__Required work__: Answer with one number: how many lines hold "fully".

__Extracted data__:
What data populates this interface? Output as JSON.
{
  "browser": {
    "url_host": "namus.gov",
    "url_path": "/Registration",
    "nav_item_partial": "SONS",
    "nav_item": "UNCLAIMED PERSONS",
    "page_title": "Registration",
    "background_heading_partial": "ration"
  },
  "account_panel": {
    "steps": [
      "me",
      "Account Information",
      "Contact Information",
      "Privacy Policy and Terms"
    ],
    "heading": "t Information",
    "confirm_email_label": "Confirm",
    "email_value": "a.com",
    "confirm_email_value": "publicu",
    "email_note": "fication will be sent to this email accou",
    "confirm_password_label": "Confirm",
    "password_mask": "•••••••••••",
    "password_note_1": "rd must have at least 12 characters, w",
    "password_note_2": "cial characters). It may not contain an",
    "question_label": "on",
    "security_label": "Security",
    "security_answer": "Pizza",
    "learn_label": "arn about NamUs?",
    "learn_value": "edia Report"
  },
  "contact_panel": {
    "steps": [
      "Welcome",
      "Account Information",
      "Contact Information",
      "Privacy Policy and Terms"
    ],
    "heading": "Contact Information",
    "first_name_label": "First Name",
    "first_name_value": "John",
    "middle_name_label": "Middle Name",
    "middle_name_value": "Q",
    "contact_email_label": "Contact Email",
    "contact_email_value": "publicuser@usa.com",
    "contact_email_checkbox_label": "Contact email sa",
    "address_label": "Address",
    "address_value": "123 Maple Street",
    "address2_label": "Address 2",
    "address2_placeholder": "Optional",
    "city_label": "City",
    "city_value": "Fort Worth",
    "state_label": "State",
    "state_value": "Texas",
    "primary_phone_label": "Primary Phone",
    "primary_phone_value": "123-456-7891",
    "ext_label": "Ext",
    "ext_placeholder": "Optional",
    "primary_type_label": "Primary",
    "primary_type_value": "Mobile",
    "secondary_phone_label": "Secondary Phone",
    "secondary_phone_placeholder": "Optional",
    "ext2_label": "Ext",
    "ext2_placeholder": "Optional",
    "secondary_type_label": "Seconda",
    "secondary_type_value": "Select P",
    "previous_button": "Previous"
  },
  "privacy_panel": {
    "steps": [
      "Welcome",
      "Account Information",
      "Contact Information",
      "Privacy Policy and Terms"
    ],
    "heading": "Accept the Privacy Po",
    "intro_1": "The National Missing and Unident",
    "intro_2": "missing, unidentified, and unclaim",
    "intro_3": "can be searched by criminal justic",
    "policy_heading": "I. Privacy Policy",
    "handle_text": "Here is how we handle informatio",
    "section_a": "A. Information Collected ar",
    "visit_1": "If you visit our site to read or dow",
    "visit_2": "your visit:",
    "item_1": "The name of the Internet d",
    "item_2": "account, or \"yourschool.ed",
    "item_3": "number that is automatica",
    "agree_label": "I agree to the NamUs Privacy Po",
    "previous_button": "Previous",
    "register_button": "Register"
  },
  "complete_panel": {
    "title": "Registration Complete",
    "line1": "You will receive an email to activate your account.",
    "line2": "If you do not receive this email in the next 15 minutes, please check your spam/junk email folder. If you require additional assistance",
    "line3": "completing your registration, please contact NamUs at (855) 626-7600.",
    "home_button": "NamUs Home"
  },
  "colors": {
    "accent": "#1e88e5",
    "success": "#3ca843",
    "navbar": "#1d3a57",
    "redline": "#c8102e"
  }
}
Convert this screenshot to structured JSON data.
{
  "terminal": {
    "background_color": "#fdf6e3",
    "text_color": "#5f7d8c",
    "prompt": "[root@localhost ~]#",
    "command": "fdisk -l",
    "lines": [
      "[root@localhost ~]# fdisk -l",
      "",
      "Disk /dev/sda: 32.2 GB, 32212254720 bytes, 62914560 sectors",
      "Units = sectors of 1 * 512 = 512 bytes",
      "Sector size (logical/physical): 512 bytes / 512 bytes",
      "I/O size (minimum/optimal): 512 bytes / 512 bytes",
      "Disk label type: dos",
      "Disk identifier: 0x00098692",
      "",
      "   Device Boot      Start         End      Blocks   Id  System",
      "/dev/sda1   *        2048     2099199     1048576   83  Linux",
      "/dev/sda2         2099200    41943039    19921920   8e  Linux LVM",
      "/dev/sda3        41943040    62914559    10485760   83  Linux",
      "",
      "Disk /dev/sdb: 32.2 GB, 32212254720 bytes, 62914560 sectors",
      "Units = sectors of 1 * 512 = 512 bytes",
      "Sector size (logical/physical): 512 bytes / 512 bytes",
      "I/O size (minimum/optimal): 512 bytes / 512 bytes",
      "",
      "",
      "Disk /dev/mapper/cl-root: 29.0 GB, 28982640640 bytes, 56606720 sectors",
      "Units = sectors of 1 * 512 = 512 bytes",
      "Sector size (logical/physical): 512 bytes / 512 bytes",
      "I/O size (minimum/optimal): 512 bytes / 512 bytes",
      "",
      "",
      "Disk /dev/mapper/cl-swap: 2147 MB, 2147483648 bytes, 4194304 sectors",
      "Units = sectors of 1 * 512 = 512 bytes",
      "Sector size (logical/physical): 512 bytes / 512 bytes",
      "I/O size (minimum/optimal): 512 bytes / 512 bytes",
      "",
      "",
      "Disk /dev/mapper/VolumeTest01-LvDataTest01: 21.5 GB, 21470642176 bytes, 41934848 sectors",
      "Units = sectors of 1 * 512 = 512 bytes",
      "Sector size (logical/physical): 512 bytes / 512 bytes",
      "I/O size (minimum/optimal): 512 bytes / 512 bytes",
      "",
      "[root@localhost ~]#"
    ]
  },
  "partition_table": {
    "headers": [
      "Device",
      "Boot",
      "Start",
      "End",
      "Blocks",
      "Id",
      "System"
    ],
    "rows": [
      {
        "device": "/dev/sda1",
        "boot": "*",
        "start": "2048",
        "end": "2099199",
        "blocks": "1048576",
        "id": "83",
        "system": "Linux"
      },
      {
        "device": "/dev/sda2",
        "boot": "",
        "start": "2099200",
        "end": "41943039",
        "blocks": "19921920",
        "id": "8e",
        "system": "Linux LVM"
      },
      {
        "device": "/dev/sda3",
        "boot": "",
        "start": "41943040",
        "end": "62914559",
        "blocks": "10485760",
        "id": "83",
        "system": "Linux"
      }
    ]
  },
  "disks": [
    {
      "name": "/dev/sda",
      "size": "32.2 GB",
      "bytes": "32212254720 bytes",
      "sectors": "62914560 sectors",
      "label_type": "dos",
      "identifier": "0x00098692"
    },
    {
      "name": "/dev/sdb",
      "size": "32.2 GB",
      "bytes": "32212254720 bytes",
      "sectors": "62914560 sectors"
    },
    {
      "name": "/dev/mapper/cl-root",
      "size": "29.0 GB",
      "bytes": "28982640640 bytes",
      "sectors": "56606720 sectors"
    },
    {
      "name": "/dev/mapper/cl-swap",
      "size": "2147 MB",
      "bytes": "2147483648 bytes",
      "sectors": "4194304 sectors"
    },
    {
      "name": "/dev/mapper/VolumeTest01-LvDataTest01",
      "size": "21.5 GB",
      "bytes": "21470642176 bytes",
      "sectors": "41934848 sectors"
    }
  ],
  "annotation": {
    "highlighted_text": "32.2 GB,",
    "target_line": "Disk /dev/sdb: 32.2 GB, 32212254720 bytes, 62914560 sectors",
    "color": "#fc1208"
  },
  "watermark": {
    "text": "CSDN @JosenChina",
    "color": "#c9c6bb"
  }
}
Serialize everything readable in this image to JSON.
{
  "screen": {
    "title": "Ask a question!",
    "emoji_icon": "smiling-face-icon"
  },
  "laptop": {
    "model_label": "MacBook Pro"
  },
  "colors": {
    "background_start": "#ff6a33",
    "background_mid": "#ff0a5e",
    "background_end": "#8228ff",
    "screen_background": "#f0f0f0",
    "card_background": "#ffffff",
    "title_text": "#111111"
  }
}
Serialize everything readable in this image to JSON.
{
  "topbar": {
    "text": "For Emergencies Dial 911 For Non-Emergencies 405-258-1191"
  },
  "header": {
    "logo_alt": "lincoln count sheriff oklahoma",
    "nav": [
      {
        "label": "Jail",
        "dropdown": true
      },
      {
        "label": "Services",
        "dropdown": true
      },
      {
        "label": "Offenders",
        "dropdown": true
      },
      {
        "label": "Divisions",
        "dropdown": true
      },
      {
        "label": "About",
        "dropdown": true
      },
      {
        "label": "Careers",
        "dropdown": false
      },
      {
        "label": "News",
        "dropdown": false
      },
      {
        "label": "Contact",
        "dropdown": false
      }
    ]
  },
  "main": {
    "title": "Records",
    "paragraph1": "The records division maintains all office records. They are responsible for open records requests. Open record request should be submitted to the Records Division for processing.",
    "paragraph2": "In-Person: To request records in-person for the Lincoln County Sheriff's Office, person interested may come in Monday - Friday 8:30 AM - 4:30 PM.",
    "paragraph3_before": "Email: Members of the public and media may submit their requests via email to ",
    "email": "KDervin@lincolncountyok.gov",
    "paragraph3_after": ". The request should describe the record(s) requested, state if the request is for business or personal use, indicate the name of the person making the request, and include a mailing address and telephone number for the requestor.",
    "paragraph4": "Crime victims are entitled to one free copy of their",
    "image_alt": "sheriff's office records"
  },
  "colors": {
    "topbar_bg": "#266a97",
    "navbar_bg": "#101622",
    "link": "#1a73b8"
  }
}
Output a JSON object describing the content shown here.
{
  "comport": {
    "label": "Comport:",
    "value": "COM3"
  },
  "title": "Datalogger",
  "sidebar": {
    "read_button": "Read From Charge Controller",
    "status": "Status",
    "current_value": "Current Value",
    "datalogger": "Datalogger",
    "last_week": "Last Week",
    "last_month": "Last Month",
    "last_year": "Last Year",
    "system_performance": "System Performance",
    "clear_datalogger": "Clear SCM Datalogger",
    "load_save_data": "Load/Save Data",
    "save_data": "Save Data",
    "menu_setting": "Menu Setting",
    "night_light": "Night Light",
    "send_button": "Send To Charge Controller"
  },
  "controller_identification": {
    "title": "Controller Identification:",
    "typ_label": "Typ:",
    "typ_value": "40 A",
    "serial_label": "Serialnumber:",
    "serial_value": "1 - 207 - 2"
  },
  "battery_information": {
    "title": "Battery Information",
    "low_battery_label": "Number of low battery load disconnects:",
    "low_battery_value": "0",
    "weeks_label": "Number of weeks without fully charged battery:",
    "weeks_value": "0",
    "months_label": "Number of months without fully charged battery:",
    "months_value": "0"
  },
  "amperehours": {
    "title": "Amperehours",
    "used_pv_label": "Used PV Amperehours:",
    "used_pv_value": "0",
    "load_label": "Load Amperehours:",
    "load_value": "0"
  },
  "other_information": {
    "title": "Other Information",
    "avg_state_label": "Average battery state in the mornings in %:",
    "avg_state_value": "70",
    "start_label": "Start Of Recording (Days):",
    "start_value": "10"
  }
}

__Result below__: 2